> **Task details**
Give the data below again, word for word.

--- Dataset records ---

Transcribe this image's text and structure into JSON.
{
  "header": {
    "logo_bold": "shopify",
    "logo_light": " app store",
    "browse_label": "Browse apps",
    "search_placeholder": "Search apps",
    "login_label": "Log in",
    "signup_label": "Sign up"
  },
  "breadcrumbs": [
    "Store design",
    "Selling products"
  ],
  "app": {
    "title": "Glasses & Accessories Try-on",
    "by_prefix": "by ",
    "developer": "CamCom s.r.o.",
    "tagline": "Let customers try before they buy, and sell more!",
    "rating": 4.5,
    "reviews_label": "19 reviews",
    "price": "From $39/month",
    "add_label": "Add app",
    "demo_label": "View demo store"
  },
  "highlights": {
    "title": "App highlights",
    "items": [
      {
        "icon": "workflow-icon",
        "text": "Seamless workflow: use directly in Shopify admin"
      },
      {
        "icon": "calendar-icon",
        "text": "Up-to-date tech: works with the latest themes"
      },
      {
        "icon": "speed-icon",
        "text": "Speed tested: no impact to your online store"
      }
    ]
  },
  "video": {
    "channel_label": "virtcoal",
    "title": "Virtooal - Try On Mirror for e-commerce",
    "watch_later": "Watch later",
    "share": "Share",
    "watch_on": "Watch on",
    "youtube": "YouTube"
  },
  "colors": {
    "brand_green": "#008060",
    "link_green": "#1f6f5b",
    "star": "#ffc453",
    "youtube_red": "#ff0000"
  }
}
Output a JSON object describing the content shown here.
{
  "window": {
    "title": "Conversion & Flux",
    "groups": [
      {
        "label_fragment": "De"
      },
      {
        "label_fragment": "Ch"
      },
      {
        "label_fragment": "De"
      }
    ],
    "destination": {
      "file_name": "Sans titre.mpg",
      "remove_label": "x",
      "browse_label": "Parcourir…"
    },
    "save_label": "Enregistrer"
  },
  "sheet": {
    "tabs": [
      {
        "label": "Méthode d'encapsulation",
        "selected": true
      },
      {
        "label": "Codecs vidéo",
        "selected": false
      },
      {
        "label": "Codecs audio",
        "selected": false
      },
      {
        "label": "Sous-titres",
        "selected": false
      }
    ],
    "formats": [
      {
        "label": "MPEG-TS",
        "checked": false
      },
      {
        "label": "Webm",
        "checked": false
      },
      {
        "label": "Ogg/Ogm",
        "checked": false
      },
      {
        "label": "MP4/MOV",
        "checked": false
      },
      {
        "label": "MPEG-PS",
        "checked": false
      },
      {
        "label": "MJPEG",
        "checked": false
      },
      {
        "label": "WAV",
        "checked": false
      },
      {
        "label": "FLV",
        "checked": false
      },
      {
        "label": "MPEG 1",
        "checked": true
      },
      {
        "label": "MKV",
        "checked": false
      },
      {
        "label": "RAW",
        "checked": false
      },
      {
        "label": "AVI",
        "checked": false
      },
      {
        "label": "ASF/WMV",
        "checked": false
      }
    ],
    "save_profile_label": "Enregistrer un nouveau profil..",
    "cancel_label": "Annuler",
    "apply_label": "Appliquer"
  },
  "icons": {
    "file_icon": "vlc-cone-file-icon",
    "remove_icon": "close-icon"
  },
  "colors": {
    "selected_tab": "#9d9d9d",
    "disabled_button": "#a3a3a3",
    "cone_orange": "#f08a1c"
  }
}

---

> **Response**
Transcribe this image's text and structure into JSON.
{
  "header": {
    "logo_bold": "shopify",
    "logo_light": " app store",
    "browse_label": "Browse apps",
    "search_placeholder": "Search apps",
    "login_label": "Log in",
    "signup_label": "Sign up"
  },
  "breadcrumbs": [
    "Store design",
    "Selling products"
  ],
  "app": {
    "title": "Glasses & Accessories Try-on",
    "by_prefix": "by ",
    "developer": "CamCom s.r.o.",
    "tagline": "Let customers try before they buy, and sell more!",
    "rating": 4.5,
    "reviews_label": "19 reviews",
    "price": "From $39/month",
    "add_label": "Add app",
    "demo_label": "View demo store"
  },
  "highlights": {
    "title": "App highlights",
    "items": [
      {
        "icon": "workflow-icon",
        "text": "Seamless workflow: use directly in Shopify admin"
      },
      {
        "icon": "calendar-icon",
        "text": "Up-to-date tech: works with the latest themes"
      },
      {
        "icon": "speed-icon",
        "text": "Speed tested: no impact to your online store"
      }
    ]
  },
  "video": {
    "channel_label": "virtcoal",
    "title": "Virtooal - Try On Mirror for e-commerce",
    "watch_later": "Watch later",
    "share": "Share",
    "watch_on": "Watch on",
    "youtube": "YouTube"
  },
  "colors": {
    "brand_green": "#008060",
    "link_green": "#1f6f5b",
    "star": "#ffc453",
    "youtube_red": "#ff0000"
  }
}
Output a JSON object describing the content shown here.
{
  "window": {
    "title": "Conversion & Flux",
    "groups": [
      {
        "label_fragment": "De"
      },
      {
        "label_fragment": "Ch"
      },
      {
        "label_fragment": "De"
      }
    ],
    "destination": {
      "file_name": "Sans titre.mpg",
      "remove_label": "x",
      "browse_label": "Parcourir…"
    },
    "save_label": "Enregistrer"
  },
  "sheet": {
    "tabs": [
      {
        "label": "Méthode d'encapsulation",
        "selected": true
      },
      {
        "label": "Codecs vidéo",
        "selected": false
      },
      {
        "label": "Codecs audio",
        "selected": false
      },
      {
        "label": "Sous-titres",
        "selected": false
      }
    ],
    "formats": [
      {
        "label": "MPEG-TS",
        "checked": false
      },
      {
        "label": "Webm",
        "checked": false
      },
      {
        "label": "Ogg/Ogm",
        "checked": false
      },
      {
        "label": "MP4/MOV",
        "checked": false
      },
      {
        "label": "MPEG-PS",
        "checked": false
      },
      {
        "label": "MJPEG",
        "checked": false
      },
      {
        "label": "WAV",
        "checked": false
      },
      {
        "label": "FLV",
        "checked": false
      },
      {
        "label": "MPEG 1",
        "checked": true
      },
      {
        "label": "MKV",
        "checked": false
      },
      {
        "label": "RAW",
        "checked": false
      },
      {
        "label": "AVI",
        "checked": false
      },
      {
        "label": "ASF/WMV",
        "checked": false
      }
    ],
    "save_profile_label": "Enregistrer un nouveau profil..",
    "cancel_label": "Annuler",
    "apply_label": "Appliquer"
  },
  "icons": {
    "file_icon": "vlc-cone-file-icon",
    "remove_icon": "close-icon"
  },
  "colors": {
    "selected_tab": "#9d9d9d",
    "disabled_button": "#a3a3a3",
    "cone_orange": "#f08a1c"
  }
}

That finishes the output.